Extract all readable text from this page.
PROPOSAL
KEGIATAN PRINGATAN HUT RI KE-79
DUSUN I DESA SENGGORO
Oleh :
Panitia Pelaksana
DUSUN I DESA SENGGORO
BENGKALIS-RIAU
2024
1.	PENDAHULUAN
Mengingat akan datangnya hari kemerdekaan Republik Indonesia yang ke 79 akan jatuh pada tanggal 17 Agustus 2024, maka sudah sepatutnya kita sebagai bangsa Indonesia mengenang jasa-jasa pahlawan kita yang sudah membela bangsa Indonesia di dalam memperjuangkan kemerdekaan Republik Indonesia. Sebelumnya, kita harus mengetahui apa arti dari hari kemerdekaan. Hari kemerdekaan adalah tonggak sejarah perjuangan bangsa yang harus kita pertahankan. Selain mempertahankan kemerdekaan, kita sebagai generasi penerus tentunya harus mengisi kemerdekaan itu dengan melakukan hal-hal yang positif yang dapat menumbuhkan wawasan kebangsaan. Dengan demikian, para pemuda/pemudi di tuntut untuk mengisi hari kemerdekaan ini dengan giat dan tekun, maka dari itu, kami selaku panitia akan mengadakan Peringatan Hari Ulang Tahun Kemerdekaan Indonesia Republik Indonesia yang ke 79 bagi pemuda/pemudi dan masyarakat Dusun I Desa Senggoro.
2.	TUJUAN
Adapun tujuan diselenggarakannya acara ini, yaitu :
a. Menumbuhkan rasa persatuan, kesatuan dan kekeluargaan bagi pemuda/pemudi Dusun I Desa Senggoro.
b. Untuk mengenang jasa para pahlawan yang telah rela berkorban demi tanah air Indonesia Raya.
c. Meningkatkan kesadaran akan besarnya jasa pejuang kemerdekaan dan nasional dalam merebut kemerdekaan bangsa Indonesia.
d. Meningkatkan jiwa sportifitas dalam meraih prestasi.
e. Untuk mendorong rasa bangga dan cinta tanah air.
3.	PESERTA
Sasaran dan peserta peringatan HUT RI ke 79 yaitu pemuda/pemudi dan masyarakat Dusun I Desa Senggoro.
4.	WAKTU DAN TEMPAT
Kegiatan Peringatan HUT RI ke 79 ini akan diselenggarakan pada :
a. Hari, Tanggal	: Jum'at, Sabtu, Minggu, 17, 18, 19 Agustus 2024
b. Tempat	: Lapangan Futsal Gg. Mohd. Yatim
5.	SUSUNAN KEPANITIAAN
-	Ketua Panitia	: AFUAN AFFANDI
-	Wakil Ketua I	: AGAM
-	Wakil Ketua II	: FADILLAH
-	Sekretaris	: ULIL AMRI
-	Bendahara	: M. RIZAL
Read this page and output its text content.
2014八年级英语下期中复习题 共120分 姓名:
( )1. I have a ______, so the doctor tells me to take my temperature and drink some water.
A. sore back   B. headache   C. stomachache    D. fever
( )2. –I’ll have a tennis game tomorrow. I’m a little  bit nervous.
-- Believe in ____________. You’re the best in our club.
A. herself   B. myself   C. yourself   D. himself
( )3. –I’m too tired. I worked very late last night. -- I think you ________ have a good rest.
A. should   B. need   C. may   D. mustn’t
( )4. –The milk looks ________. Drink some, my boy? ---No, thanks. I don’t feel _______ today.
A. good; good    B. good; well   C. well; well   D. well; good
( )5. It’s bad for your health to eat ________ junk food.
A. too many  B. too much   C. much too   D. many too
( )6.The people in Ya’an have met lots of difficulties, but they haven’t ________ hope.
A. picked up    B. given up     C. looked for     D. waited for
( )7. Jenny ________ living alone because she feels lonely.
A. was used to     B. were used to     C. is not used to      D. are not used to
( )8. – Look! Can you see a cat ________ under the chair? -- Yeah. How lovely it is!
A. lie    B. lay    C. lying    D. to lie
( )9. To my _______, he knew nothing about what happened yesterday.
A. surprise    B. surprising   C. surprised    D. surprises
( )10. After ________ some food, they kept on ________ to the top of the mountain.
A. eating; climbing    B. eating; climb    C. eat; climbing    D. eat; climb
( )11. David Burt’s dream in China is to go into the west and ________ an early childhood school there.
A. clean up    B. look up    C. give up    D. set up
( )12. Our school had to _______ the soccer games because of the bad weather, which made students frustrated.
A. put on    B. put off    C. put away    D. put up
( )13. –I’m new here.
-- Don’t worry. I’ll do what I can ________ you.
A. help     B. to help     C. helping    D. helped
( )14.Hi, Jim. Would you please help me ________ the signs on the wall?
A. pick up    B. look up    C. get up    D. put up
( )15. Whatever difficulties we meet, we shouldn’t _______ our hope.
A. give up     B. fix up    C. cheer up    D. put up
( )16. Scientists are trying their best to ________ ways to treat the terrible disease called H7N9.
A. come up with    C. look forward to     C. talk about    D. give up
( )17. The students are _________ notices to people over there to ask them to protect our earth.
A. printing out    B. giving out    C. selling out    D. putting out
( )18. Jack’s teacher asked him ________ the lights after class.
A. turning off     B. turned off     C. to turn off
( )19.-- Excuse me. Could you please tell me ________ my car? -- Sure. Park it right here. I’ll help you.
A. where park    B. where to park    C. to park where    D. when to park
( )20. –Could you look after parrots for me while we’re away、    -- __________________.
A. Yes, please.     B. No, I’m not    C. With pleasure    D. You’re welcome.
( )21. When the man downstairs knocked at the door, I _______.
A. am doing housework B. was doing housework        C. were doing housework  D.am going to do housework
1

※ ※ ※

- _Exercise requirements_
Reproduce all the data word for word.

- _Result of the exercise_
Extract all readable text from this page.
PROPOSAL
KEGIATAN PRINGATAN HUT RI KE-79
DUSUN I DESA SENGGORO
Oleh :
Panitia Pelaksana
DUSUN I DESA SENGGORO
BENGKALIS-RIAU
2024
1.	PENDAHULUAN
Mengingat akan datangnya hari kemerdekaan Republik Indonesia yang ke 79 akan jatuh pada tanggal 17 Agustus 2024, maka sudah sepatutnya kita sebagai bangsa Indonesia mengenang jasa-jasa pahlawan kita yang sudah membela bangsa Indonesia di dalam memperjuangkan kemerdekaan Republik Indonesia. Sebelumnya, kita harus mengetahui apa arti dari hari kemerdekaan. Hari kemerdekaan adalah tonggak sejarah perjuangan bangsa yang harus kita pertahankan. Selain mempertahankan kemerdekaan, kita sebagai generasi penerus tentunya harus mengisi kemerdekaan itu dengan melakukan hal-hal yang positif yang dapat menumbuhkan wawasan kebangsaan. Dengan demikian, para pemuda/pemudi di tuntut untuk mengisi hari kemerdekaan ini dengan giat dan tekun, maka dari itu, kami selaku panitia akan mengadakan Peringatan Hari Ulang Tahun Kemerdekaan Indonesia Republik Indonesia yang ke 79 bagi pemuda/pemudi dan masyarakat Dusun I Desa Senggoro.
2.	TUJUAN
Adapun tujuan diselenggarakannya acara ini, yaitu :
a. Menumbuhkan rasa persatuan, kesatuan dan kekeluargaan bagi pemuda/pemudi Dusun I Desa Senggoro.
b. Untuk mengenang jasa para pahlawan yang telah rela berkorban demi tanah air Indonesia Raya.
c. Meningkatkan kesadaran akan besarnya jasa pejuang kemerdekaan dan nasional dalam merebut kemerdekaan bangsa Indonesia.
d. Meningkatkan jiwa sportifitas dalam meraih prestasi.
e. Untuk mendorong rasa bangga dan cinta tanah air.
3.	PESERTA
Sasaran dan peserta peringatan HUT RI ke 79 yaitu pemuda/pemudi dan masyarakat Dusun I Desa Senggoro.
4.	WAKTU DAN TEMPAT
Kegiatan Peringatan HUT RI ke 79 ini akan diselenggarakan pada :
a. Hari, Tanggal	: Jum'at, Sabtu, Minggu, 17, 18, 19 Agustus 2024
b. Tempat	: Lapangan Futsal Gg. Mohd. Yatim
5.	SUSUNAN KEPANITIAAN
-	Ketua Panitia	: AFUAN AFFANDI
-	Wakil Ketua I	: AGAM
-	Wakil Ketua II	: FADILLAH
-	Sekretaris	: ULIL AMRI
-	Bendahara	: M. RIZAL
Read this page and output its text content.
2014八年级英语下期中复习题 共120分 姓名:
( )1. I have a ______, so the doctor tells me to take my temperature and drink some water.
A. sore back   B. headache   C. stomachache    D. fever
( )2. –I’ll have a tennis game tomorrow. I’m a little  bit nervous.
-- Believe in ____________. You’re the best in our club.
A. herself   B. myself   C. yourself   D. himself
( )3. –I’m too tired. I worked very late last night. -- I think you ________ have a good rest.
A. should   B. need   C. may   D. mustn’t
( )4. –The milk looks ________. Drink some, my boy? ---No, thanks. I don’t feel _______ today.
A. good; good    B. good; well   C. well; well   D. well; good
( )5. It’s bad for your health to eat ________ junk food.
A. too many  B. too much   C. much too   D. many too
( )6.The people in Ya’an have met lots of difficulties, but they haven’t ________ hope.
A. picked up    B. given up     C. looked for     D. waited for
( )7. Jenny ________ living alone because she feels lonely.
A. was used to     B. were used to     C. is not used to      D. are not used to
( )8. – Look! Can you see a cat ________ under the chair? -- Yeah. How lovely it is!
A. lie    B. lay    C. lying    D. to lie
( )9. To my _______, he knew nothing about what happened yesterday.
A. surprise    B. surprising   C. surprised    D. surprises
( )10. After ________ some food, they kept on ________ to the top of the mountain.
A. eating; climbing    B. eating; climb    C. eat; climbing    D. eat; climb
( )11. David Burt’s dream in China is to go into the west and ________ an early childhood school there.
A. clean up    B. look up    C. give up    D. set up
( )12. Our school had to _______ the soccer games because of the bad weather, which made students frustrated.
A. put on    B. put off    C. put away    D. put up
( )13. –I’m new here.
-- Don’t worry. I’ll do what I can ________ you.
A. help     B. to help     C. helping    D. helped
( )14.Hi, Jim. Would you please help me ________ the signs on the wall?
A. pick up    B. look up    C. get up    D. put up
( )15. Whatever difficulties we meet, we shouldn’t _______ our hope.
A. give up     B. fix up    C. cheer up    D. put up
( )16. Scientists are trying their best to ________ ways to treat the terrible disease called H7N9.
A. come up with    C. look forward to     C. talk about    D. give up
( )17. The students are _________ notices to people over there to ask them to protect our earth.
A. printing out    B. giving out    C. selling out    D. putting out
( )18. Jack’s teacher asked him ________ the lights after class.
A. turning off     B. turned off     C. to turn off
( )19.-- Excuse me. Could you please tell me ________ my car? -- Sure. Park it right here. I’ll help you.
A. where park    B. where to park    C. to park where    D. when to park
( )20. –Could you look after parrots for me while we’re away、    -- __________________.
A. Yes, please.     B. No, I’m not    C. With pleasure    D. You’re welcome.
( )21. When the man downstairs knocked at the door, I _______.
A. am doing housework B. was doing housework        C. were doing housework  D.am going to do housework
1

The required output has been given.